Figure data in JSON:
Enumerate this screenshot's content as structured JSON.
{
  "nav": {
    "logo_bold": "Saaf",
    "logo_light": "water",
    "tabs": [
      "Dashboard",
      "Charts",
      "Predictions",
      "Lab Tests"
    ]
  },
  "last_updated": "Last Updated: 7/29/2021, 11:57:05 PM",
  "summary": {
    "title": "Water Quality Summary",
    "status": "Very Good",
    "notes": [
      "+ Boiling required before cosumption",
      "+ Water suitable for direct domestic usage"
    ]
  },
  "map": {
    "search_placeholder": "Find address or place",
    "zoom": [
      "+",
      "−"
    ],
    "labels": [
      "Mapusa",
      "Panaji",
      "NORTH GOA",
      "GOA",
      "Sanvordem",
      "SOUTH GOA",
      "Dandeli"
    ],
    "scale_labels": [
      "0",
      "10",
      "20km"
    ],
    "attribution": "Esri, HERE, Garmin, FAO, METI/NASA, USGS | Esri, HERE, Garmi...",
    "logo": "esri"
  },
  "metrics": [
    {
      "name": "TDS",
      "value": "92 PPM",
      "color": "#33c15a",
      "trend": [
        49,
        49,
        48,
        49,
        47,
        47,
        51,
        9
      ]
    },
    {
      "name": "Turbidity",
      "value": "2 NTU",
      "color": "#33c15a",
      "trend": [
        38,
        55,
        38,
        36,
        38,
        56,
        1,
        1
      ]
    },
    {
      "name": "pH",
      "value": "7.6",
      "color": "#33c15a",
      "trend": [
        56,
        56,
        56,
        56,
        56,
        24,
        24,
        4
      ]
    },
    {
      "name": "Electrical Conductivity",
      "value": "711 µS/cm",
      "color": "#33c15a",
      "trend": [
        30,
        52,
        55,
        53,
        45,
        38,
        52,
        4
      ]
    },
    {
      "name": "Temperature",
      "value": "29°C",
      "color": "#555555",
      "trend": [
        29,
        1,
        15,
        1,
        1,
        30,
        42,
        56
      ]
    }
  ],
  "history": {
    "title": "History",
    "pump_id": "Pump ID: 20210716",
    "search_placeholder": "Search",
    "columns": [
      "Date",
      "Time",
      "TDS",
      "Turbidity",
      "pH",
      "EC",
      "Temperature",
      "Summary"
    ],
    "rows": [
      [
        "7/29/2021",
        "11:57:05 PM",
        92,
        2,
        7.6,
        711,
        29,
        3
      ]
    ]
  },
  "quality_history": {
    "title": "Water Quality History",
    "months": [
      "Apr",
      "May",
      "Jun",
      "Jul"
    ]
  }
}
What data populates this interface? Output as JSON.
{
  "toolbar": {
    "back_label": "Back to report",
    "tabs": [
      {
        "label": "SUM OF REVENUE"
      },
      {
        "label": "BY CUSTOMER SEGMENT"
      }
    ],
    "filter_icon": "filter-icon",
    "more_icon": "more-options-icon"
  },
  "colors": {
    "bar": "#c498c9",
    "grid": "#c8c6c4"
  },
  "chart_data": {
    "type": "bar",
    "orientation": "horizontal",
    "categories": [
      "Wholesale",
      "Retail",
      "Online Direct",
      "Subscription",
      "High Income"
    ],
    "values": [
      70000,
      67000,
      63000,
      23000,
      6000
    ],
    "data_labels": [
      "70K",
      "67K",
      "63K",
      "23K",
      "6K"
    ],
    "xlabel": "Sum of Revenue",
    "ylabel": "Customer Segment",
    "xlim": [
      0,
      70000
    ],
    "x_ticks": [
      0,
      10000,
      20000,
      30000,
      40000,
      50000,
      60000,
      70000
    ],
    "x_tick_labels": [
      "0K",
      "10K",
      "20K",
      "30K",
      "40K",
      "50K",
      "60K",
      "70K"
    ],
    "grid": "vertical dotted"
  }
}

WHAT YOU WILL DO: Go over the records above line by line and count those holding the word "this". Reply only with the number.

RESULT: 2